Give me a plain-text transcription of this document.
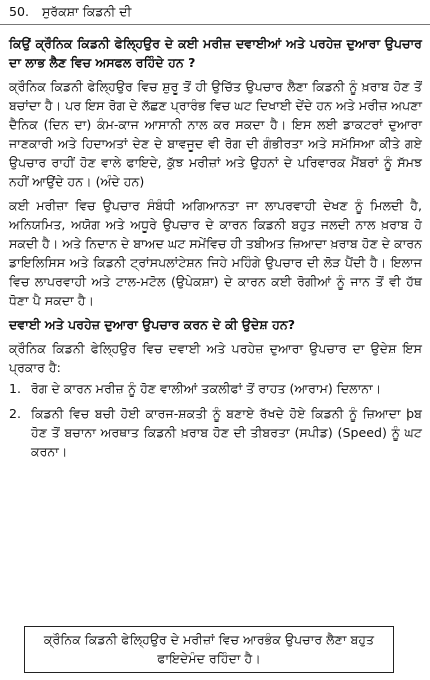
50. ਸੁਰੱਕਸ਼ਾ ਕਿਡਨੀ ਦੀ

ਕਿਉਂ ਕ੍ਰੌਨਿਕ ਕਿਡਨੀ ਫੇਲ੍ਹਿਉਰ ਦੇ ਕਈ ਮਰੀਜ਼ ਦਵਾਈਆਂ ਅਤੇ ਪਰਹੇਜ਼ ਦੁਆਰਾ ਉਪਚਾਰ ਦਾ ਲਾਭ ਲੈਣ ਵਿਚ ਅਸਫਲ ਰਹਿੰਦੇ ਹਨ ?

ਕ੍ਰੌਨਿਕ ਕਿਡਨੀ ਫੇਲ੍ਹਿਉਰ ਵਿਚ ਸ਼ੁਰੂ ਤੋਂ ਹੀ ਉਚਿੱਤ ਉਪਚਾਰ ਲੈਣਾ ਕਿਡਨੀ ਨੂੰ ਖ਼ਰਾਬ ਹੋਣ ਤੋਂ ਬਚਾਂਦਾ ਹੈ। ਪਰ ਇਸ ਰੋਗ ਦੇ ਲੱਛਣ ਪ੍ਰਾਰੰਭ ਵਿਚ ਘਟ ਦਿਖਾਈ ਦੇਂਦੇ ਹਨ ਅਤੇ ਮਰੀਜ਼ ਅਪਣਾ ਦੈਨਿਕ (ਦਿਨ ਦਾ) ਕੰਮ-ਕਾਜ ਆਸਾਨੀ ਨਾਲ ਕਰ ਸਕਦਾ ਹੈ। ਇਸ ਲਈ ਡਾਕਟਰਾਂ ਦੁਆਰਾ ਜਾਣਕਾਰੀ ਅਤੇ ਹਿਦਾਅਤਾਂ ਦੇਣ ਦੇ ਬਾਵਜੂਦ ਵੀ ਰੋਗ ਦੀ ਗੰਭੀਰਤਾ ਅਤੇ ਸਮੱਸਿਆ ਕੀਤੇ ਗਏ ਉਪਚਾਰ ਰਾਹੀਂ ਹੋਣ ਵਾਲੇ ਫਾਇਦੇ, ਕੁੱਝ ਮਰੀਜ਼ਾਂ ਅਤੇ ਉਹਨਾਂ ਦੇ ਪਰਿਵਾਰਕ ਮੈਂਬਰਾਂ ਨੂੰ ਸੱਮਝ ਨਹੀਂ ਆਉਂਦੇ ਹਨ। (ਅੰਦੇ ਹਨ)

ਕਈ ਮਰੀਜ਼ਾ ਵਿਚ ਉਪਚਾਰ ਸੰਬੰਧੀ ਅਗਿਆਨਤਾ ਜਾ ਲਾਪਰਵਾਹੀ ਦੇਖਣ ਨੂੰ ਮਿਲਦੀ ਹੈ, ਅਨਿਯਮਿਤ, ਅਯੋਗ ਅਤੇ ਅਧੂਰੇ ਉਪਚਾਰ ਦੇ ਕਾਰਨ ਕਿਡਨੀ ਬਹੁਤ ਜਲਦੀ ਨਾਲ ਖ਼ਰਾਬ ਹੋ ਸਕਦੀ ਹੈ। ਅਤੇ ਨਿਦਾਨ ਦੇ ਬਾਅਦ ਘਟ ਸਮੇਂਵਿਚ ਹੀ ਤਬੀਅਤ ਜ਼ਿਆਦਾ ਖ਼ਰਾਬ ਹੋਣ ਦੇ ਕਾਰਨ ਡਾਇਲਿਸਿਸ ਅਤੇ ਕਿਡਨੀ ਟ੍ਰਾਂਸਪਲਾਂਟੇਸ਼ਨ ਜਿਹੇ ਮਹਿੰਗੇ ਉਪਚਾਰ ਦੀ ਲੋੜ ਪੈਂਦੀ ਹੈ। ਇਲਾਜ ਵਿਚ ਲਾਪਰਵਾਹੀ ਅਤੇ ਟਾਲ-ਮਟੋਲ (ਉਪੇਕਸ਼ਾ) ਦੇ ਕਾਰਨ ਕਈ ਰੋਗੀਆਂ ਨੂੰ ਜਾਨ ਤੋਂ ਵੀ ਹੱਥ ਧੋਣਾ ਪੈ ਸਕਦਾ ਹੈ।

ਦਵਾਈ ਅਤੇ ਪਰਹੇਜ਼ ਦੁਆਰਾ ਉਪਚਾਰ ਕਰਨ ਦੇ ਕੀ ਉਦੇਸ਼ ਹਨ?

ਕ੍ਰੌਨਿਕ ਕਿਡਨੀ ਫੇਲ੍ਹਿਉਰ ਵਿਚ ਦਵਾਈ ਅਤੇ ਪਰਹੇਜ਼ ਦੁਆਰਾ ਉਪਚਾਰ ਦਾ ਉਦੇਸ਼ ਇਸ ਪ੍ਰਕਾਰ ਹੈ:

1. ਰੋਗ ਦੇ ਕਾਰਨ ਮਰੀਜ਼ ਨੂੰ ਹੋਣ ਵਾਲੀਆਂ ਤਕਲੀਫਾਂ ਤੋਂ ਰਾਹਤ (ਆਰਾਮ) ਦਿਲਾਨਾ।
2. ਕਿਡਨੀ ਵਿਚ ਬਚੀ ਹੋਈ ਕਾਰਜ-ਸ਼ਕਤੀ ਨੂੰ ਬਣਾਏ ਰੱਖਦੇ ਹੋਏ ਕਿਡਨੀ ਨੂੰ ਜ਼ਿਆਦਾ þਬ ਹੋਣ ਤੋਂ ਬਚਾਨਾ ਅਰਥਾਤ ਕਿਡਨੀ ਖ਼ਰਾਬ ਹੋਣ ਦੀ ਤੀਬਰਤਾ (ਸਪੀਡ) (Speed) ਨੂੰ ਘਟ ਕਰਨਾ।
ਕ੍ਰੌਨਿਕ ਕਿਡਨੀ ਫੇਲ੍ਹਿਉਰ ਦੇ ਮਰੀਜ਼ਾਂ ਵਿਚ ਆਰਭੰਕ ਉਪਚਾਰ ਲੈਣਾ ਬਹੁਤ ਫਾਇਦੇਮੰਦ ਰਹਿੰਦਾ ਹੈ।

* [WHAT TO PRODUCE] Transcribe the records word for word and include no pictures.

* [COMPLETED TASK]
Give me a plain-text transcription of this document.
50. ਸੁਰੱਕਸ਼ਾ ਕਿਡਨੀ ਦੀ

ਕਿਉਂ ਕ੍ਰੌਨਿਕ ਕਿਡਨੀ ਫੇਲ੍ਹਿਉਰ ਦੇ ਕਈ ਮਰੀਜ਼ ਦਵਾਈਆਂ ਅਤੇ ਪਰਹੇਜ਼ ਦੁਆਰਾ ਉਪਚਾਰ ਦਾ ਲਾਭ ਲੈਣ ਵਿਚ ਅਸਫਲ ਰਹਿੰਦੇ ਹਨ ?

ਕ੍ਰੌਨਿਕ ਕਿਡਨੀ ਫੇਲ੍ਹਿਉਰ ਵਿਚ ਸ਼ੁਰੂ ਤੋਂ ਹੀ ਉਚਿੱਤ ਉਪਚਾਰ ਲੈਣਾ ਕਿਡਨੀ ਨੂੰ ਖ਼ਰਾਬ ਹੋਣ ਤੋਂ ਬਚਾਂਦਾ ਹੈ। ਪਰ ਇਸ ਰੋਗ ਦੇ ਲੱਛਣ ਪ੍ਰਾਰੰਭ ਵਿਚ ਘਟ ਦਿਖਾਈ ਦੇਂਦੇ ਹਨ ਅਤੇ ਮਰੀਜ਼ ਅਪਣਾ ਦੈਨਿਕ (ਦਿਨ ਦਾ) ਕੰਮ-ਕਾਜ ਆਸਾਨੀ ਨਾਲ ਕਰ ਸਕਦਾ ਹੈ। ਇਸ ਲਈ ਡਾਕਟਰਾਂ ਦੁਆਰਾ ਜਾਣਕਾਰੀ ਅਤੇ ਹਿਦਾਅਤਾਂ ਦੇਣ ਦੇ ਬਾਵਜੂਦ ਵੀ ਰੋਗ ਦੀ ਗੰਭੀਰਤਾ ਅਤੇ ਸਮੱਸਿਆ ਕੀਤੇ ਗਏ ਉਪਚਾਰ ਰਾਹੀਂ ਹੋਣ ਵਾਲੇ ਫਾਇਦੇ, ਕੁੱਝ ਮਰੀਜ਼ਾਂ ਅਤੇ ਉਹਨਾਂ ਦੇ ਪਰਿਵਾਰਕ ਮੈਂਬਰਾਂ ਨੂੰ ਸੱਮਝ ਨਹੀਂ ਆਉਂਦੇ ਹਨ। (ਅੰਦੇ ਹਨ)

ਕਈ ਮਰੀਜ਼ਾ ਵਿਚ ਉਪਚਾਰ ਸੰਬੰਧੀ ਅਗਿਆਨਤਾ ਜਾ ਲਾਪਰਵਾਹੀ ਦੇਖਣ ਨੂੰ ਮਿਲਦੀ ਹੈ, ਅਨਿਯਮਿਤ, ਅਯੋਗ ਅਤੇ ਅਧੂਰੇ ਉਪਚਾਰ ਦੇ ਕਾਰਨ ਕਿਡਨੀ ਬਹੁਤ ਜਲਦੀ ਨਾਲ ਖ਼ਰਾਬ ਹੋ ਸਕਦੀ ਹੈ। ਅਤੇ ਨਿਦਾਨ ਦੇ ਬਾਅਦ ਘਟ ਸਮੇਂਵਿਚ ਹੀ ਤਬੀਅਤ ਜ਼ਿਆਦਾ ਖ਼ਰਾਬ ਹੋਣ ਦੇ ਕਾਰਨ ਡਾਇਲਿਸਿਸ ਅਤੇ ਕਿਡਨੀ ਟ੍ਰਾਂਸਪਲਾਂਟੇਸ਼ਨ ਜਿਹੇ ਮਹਿੰਗੇ ਉਪਚਾਰ ਦੀ ਲੋੜ ਪੈਂਦੀ ਹੈ। ਇਲਾਜ ਵਿਚ ਲਾਪਰਵਾਹੀ ਅਤੇ ਟਾਲ-ਮਟੋਲ (ਉਪੇਕਸ਼ਾ) ਦੇ ਕਾਰਨ ਕਈ ਰੋਗੀਆਂ ਨੂੰ ਜਾਨ ਤੋਂ ਵੀ ਹੱਥ ਧੋਣਾ ਪੈ ਸਕਦਾ ਹੈ।

ਦਵਾਈ ਅਤੇ ਪਰਹੇਜ਼ ਦੁਆਰਾ ਉਪਚਾਰ ਕਰਨ ਦੇ ਕੀ ਉਦੇਸ਼ ਹਨ?

ਕ੍ਰੌਨਿਕ ਕਿਡਨੀ ਫੇਲ੍ਹਿਉਰ ਵਿਚ ਦਵਾਈ ਅਤੇ ਪਰਹੇਜ਼ ਦੁਆਰਾ ਉਪਚਾਰ ਦਾ ਉਦੇਸ਼ ਇਸ ਪ੍ਰਕਾਰ ਹੈ:

1. ਰੋਗ ਦੇ ਕਾਰਨ ਮਰੀਜ਼ ਨੂੰ ਹੋਣ ਵਾਲੀਆਂ ਤਕਲੀਫਾਂ ਤੋਂ ਰਾਹਤ (ਆਰਾਮ) ਦਿਲਾਨਾ।
2. ਕਿਡਨੀ ਵਿਚ ਬਚੀ ਹੋਈ ਕਾਰਜ-ਸ਼ਕਤੀ ਨੂੰ ਬਣਾਏ ਰੱਖਦੇ ਹੋਏ ਕਿਡਨੀ ਨੂੰ ਜ਼ਿਆਦਾ þਬ ਹੋਣ ਤੋਂ ਬਚਾਨਾ ਅਰਥਾਤ ਕਿਡਨੀ ਖ਼ਰਾਬ ਹੋਣ ਦੀ ਤੀਬਰਤਾ (ਸਪੀਡ) (Speed) ਨੂੰ ਘਟ ਕਰਨਾ।
ਕ੍ਰੌਨਿਕ ਕਿਡਨੀ ਫੇਲ੍ਹਿਉਰ ਦੇ ਮਰੀਜ਼ਾਂ ਵਿਚ ਆਰਭੰਕ ਉਪਚਾਰ ਲੈਣਾ ਬਹੁਤ ਫਾਇਦੇਮੰਦ ਰਹਿੰਦਾ ਹੈ।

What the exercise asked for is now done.